What you will do:
Look below and pull out each line with the word "Fome".
[start Record excerpts]
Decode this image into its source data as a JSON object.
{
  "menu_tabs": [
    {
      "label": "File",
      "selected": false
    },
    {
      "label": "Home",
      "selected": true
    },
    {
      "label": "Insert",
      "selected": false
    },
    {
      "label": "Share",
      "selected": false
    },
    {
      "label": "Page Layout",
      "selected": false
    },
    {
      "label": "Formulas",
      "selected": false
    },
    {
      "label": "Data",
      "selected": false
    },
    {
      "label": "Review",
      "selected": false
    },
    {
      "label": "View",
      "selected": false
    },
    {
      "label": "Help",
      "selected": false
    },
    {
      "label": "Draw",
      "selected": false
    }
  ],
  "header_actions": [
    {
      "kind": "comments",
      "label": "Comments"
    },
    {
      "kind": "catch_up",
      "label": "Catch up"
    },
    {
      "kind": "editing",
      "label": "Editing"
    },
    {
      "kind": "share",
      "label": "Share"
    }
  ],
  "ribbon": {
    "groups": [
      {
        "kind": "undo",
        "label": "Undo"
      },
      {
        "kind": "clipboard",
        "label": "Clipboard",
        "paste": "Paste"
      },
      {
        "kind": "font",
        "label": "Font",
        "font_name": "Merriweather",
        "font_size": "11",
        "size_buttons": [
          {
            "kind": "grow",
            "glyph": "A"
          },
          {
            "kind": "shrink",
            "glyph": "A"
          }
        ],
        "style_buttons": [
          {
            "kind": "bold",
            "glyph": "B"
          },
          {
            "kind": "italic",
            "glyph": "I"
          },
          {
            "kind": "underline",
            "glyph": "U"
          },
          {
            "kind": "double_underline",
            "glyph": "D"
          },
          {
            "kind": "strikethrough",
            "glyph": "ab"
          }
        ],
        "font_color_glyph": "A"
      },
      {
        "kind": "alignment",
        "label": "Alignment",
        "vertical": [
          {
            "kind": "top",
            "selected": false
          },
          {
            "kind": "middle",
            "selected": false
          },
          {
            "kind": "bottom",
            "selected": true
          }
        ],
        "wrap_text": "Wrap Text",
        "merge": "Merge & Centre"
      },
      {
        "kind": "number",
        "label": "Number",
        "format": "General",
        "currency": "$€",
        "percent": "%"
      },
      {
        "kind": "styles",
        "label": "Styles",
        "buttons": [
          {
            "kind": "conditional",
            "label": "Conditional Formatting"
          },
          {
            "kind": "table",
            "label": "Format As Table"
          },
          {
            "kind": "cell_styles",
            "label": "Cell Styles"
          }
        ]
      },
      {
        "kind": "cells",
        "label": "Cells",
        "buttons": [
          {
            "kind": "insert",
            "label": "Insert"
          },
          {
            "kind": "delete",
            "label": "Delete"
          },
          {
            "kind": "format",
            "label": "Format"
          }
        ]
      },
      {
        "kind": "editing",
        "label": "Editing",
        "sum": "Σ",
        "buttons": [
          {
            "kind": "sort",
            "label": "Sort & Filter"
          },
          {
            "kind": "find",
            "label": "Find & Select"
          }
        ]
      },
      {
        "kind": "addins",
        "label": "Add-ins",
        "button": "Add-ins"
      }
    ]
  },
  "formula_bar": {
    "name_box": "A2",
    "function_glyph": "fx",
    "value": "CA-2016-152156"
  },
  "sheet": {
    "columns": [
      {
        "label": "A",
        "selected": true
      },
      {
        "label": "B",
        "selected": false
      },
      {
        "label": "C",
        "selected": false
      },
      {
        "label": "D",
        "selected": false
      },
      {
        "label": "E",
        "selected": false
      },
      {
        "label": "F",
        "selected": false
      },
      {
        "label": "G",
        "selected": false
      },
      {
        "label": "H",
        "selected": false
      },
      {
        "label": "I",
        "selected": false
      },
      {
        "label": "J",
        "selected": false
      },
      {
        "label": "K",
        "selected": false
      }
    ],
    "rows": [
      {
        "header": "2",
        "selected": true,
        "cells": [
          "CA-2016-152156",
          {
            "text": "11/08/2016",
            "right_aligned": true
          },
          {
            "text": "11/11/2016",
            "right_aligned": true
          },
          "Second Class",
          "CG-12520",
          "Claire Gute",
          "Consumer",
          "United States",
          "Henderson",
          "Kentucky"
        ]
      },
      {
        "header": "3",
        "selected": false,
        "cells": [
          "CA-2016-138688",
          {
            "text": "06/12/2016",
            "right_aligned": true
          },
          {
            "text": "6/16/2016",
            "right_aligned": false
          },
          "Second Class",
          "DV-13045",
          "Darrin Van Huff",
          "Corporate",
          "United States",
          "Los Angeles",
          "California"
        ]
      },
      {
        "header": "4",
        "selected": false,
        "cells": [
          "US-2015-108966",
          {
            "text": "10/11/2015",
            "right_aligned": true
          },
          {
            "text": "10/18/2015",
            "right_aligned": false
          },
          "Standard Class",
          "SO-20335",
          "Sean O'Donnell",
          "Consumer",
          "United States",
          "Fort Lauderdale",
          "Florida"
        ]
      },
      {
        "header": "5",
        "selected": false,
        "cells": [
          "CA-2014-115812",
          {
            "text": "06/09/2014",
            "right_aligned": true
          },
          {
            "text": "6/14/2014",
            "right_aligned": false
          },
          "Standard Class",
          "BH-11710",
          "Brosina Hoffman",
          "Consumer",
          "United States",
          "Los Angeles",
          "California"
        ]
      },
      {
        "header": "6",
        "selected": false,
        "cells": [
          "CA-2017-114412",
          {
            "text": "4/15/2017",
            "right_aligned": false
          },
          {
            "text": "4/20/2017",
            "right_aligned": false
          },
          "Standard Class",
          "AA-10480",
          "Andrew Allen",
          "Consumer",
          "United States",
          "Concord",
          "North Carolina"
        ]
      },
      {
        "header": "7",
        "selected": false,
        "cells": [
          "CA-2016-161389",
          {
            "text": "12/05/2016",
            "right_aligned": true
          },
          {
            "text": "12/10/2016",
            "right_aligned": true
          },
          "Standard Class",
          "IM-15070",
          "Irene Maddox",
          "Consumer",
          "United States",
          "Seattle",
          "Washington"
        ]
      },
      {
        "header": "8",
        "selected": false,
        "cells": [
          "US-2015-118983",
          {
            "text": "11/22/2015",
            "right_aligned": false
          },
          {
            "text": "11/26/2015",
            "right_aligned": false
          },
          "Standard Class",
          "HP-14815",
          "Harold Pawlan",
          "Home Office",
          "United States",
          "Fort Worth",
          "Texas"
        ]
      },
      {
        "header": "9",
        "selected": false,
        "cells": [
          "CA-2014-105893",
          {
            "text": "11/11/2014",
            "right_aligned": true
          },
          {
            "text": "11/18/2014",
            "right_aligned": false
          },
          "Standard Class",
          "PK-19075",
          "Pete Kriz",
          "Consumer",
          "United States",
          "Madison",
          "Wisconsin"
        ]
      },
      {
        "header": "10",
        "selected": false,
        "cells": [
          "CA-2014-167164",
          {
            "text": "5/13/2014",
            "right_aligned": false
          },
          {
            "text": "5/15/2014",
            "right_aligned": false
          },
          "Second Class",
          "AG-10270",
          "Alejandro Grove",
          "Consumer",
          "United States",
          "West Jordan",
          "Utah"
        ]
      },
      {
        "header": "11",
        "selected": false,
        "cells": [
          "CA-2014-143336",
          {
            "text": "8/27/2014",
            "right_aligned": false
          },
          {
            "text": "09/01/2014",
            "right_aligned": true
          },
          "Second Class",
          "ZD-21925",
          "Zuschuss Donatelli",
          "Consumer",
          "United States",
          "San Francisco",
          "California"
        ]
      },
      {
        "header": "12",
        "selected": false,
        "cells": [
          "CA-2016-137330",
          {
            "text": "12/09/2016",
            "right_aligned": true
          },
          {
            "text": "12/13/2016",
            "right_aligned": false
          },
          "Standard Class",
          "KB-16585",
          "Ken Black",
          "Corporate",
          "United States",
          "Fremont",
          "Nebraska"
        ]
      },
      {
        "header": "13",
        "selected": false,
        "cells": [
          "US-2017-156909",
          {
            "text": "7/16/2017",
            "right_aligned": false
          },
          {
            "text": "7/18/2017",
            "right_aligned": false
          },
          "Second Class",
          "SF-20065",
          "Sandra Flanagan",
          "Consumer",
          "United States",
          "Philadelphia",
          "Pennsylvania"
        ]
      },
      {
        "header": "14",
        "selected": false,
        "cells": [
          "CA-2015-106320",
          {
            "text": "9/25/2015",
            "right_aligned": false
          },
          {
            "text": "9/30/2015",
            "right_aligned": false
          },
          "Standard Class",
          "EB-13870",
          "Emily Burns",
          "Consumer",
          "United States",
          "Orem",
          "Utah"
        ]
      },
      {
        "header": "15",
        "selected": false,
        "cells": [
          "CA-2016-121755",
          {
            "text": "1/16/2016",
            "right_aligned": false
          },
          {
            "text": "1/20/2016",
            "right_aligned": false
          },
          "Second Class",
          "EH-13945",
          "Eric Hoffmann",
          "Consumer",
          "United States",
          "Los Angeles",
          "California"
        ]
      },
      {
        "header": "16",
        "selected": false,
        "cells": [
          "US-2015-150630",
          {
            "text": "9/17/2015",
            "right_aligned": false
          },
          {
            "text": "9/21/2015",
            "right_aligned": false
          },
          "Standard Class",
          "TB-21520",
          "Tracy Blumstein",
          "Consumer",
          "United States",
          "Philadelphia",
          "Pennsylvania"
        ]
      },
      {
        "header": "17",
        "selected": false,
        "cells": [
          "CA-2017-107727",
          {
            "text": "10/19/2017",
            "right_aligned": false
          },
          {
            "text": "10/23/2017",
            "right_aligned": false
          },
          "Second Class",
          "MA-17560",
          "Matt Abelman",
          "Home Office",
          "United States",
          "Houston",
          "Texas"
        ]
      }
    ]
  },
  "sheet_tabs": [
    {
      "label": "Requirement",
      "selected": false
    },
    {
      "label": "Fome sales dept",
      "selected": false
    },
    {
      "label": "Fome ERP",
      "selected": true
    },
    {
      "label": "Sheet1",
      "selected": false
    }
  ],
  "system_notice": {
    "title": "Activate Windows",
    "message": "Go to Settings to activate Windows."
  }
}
[end Record excerpts]
Output for this exercise:
      "label": "Fome sales dept",
      "label": "Fome ERP",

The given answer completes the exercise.